** START Records for this exercise **
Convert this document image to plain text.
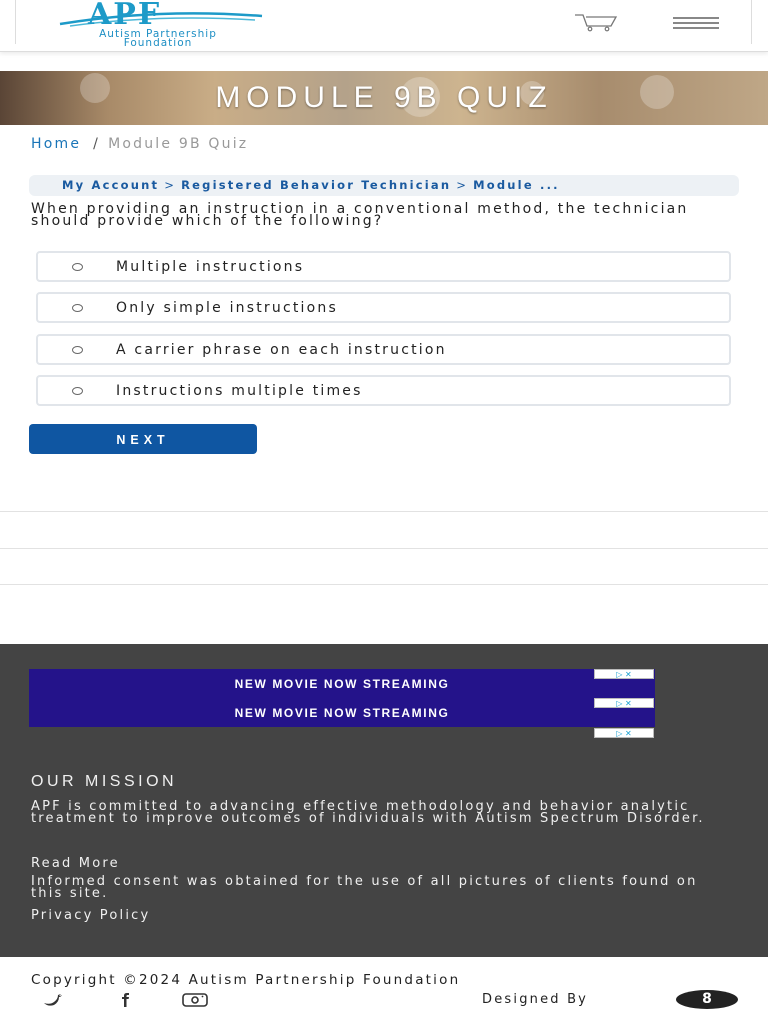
APF
Autism Partnership
Foundation
MODULE 9B QUIZ
Home / Module 9B Quiz
My Account > Registered Behavior Technician > Module ...
When providing an instruction in a conventional method, the technician should provide which of the following?
Multiple instructions
Only simple instructions
A carrier phrase on each instruction
Instructions multiple times
NEXT
NEW MOVIE NOW STREAMING
NEW MOVIE NOW STREAMING
▷ ✕
▷ ✕
▷ ✕
OUR MISSION
APF is committed to advancing effective methodology and behavior analytic treatment to improve outcomes of individuals with Autism Spectrum Disorder.
Read More
Informed consent was obtained for the use of all pictures of clients found on this site.
Privacy Policy
Copyright ©2024 Autism Partnership Foundation
Designed By	8
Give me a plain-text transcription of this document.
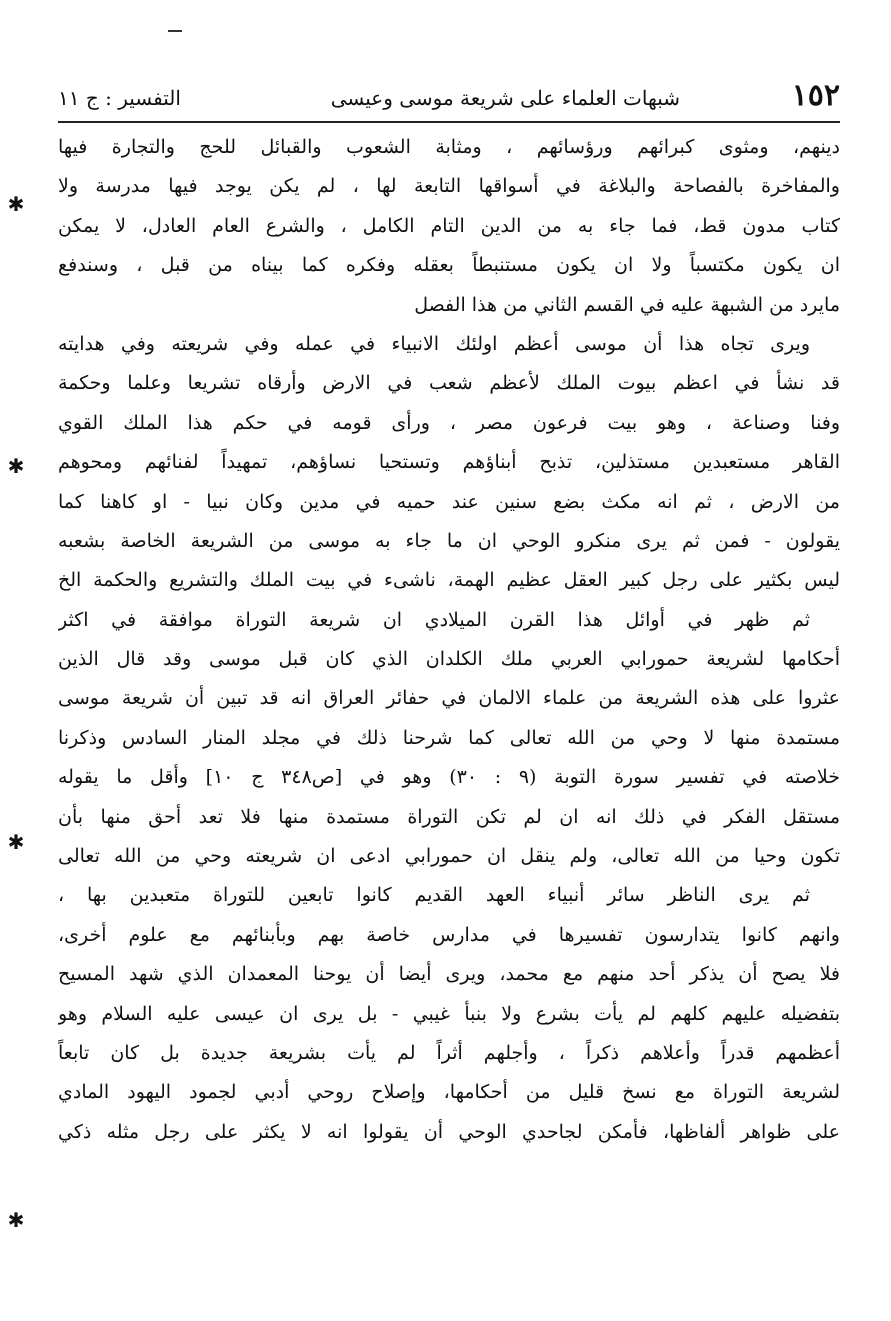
١٥٢
شبهات العلماء على شريعة موسى وعيسى
التفسير : ج ١١
دينهم، ومثوى كبرائهم ورؤسائهم ، ومثابة الشعوب والقبائل للحج والتجارة فيها
والمفاخرة بالفصاحة والبلاغة في أسواقها التابعة لها ، لم يكن يوجد فيها مدرسة ولا
كتاب مدون قط، فما جاء به من الدين التام الكامل ، والشرع العام العادل، لا يمكن
ان يكون مكتسباً ولا ان يكون مستنبطاً بعقله وفكره كما بيناه من قبل ، وسندفع
مايرد من الشبهة عليه في القسم الثاني من هذا الفصل
ويرى تجاه هذا أن موسى أعظم اولئك الانبياء في عمله وفي شريعته وفي هدايته
قد نشأ في اعظم بيوت الملك لأعظم شعب في الارض وأرقاه تشريعا وعلما وحكمة
وفنا وصناعة ، وهو بيت فرعون مصر ، ورأى قومه في حكم هذا الملك القوي
القاهر مستعبدين مستذلين، تذبح أبناؤهم وتستحيا نساؤهم، تمهيداً لفنائهم ومحوهم
من الارض ، ثم انه مكث بضع سنين عند حميه في مدين وكان نبيا - او كاهنا كما
يقولون - فمن ثم يرى منكرو الوحي ان ما جاء به موسى من الشريعة الخاصة بشعبه
ليس بكثير على رجل كبير العقل عظيم الهمة، ناشىء في بيت الملك والتشريع والحكمة الخ
ثم ظهر في أوائل هذا القرن الميلادي ان شريعة التوراة موافقة في اكثر
أحكامها لشريعة حمورابي العربي ملك الكلدان الذي كان قبل موسى وقد قال الذين
عثروا على هذه الشريعة من علماء الالمان في حفائر العراق انه قد تبين أن شريعة موسى
مستمدة منها لا وحي من الله تعالى كما شرحنا ذلك في مجلد المنار السادس وذكرنا
خلاصته في تفسير سورة التوبة (٩ : ٣٠) وهو في [ص٣٤٨ ج ١٠] وأقل ما يقوله
مستقل الفكر في ذلك انه ان لم تكن التوراة مستمدة منها فلا تعد أحق منها بأن
تكون وحيا من الله تعالى، ولم ينقل ان حمورابي ادعى ان شريعته وحي من الله تعالى
ثم يرى الناظر سائر أنبياء العهد القديم كانوا تابعين للتوراة متعبدين بها ،
وانهم كانوا يتدارسون تفسيرها في مدارس خاصة بهم وبأبنائهم مع علوم أخرى،
فلا يصح أن يذكر أحد منهم مع محمد، ويرى أيضا أن يوحنا المعمدان الذي شهد المسيح
بتفضيله عليهم كلهم لم يأت بشرع ولا بنبأ غيبي - بل يرى ان عيسى عليه السلام وهو
أعظمهم قدراً وأعلاهم ذكراً ، وأجلهم أثراً لم يأت بشريعة جديدة بل كان تابعاً
لشريعة التوراة مع نسخ قليل من أحكامها، وإصلاح روحي أدبي لجمود اليهود المادي
على ظواهر ألفاظها، فأمكن لجاحدي الوحي أن يقولوا انه لا يكثر على رجل مثله ذكي
✱
✱
✱
✱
** END Records for this exercise **
Search the lines for "مستمدة". Copy each line that has it.

Solution to the exercise:
مستمدة منها لا وحي من الله تعالى كما شرحنا ذلك في مجلد المنار السادس وذكرنا
مستقل الفكر في ذلك انه ان لم تكن التوراة مستمدة منها فلا تعد أحق منها بأن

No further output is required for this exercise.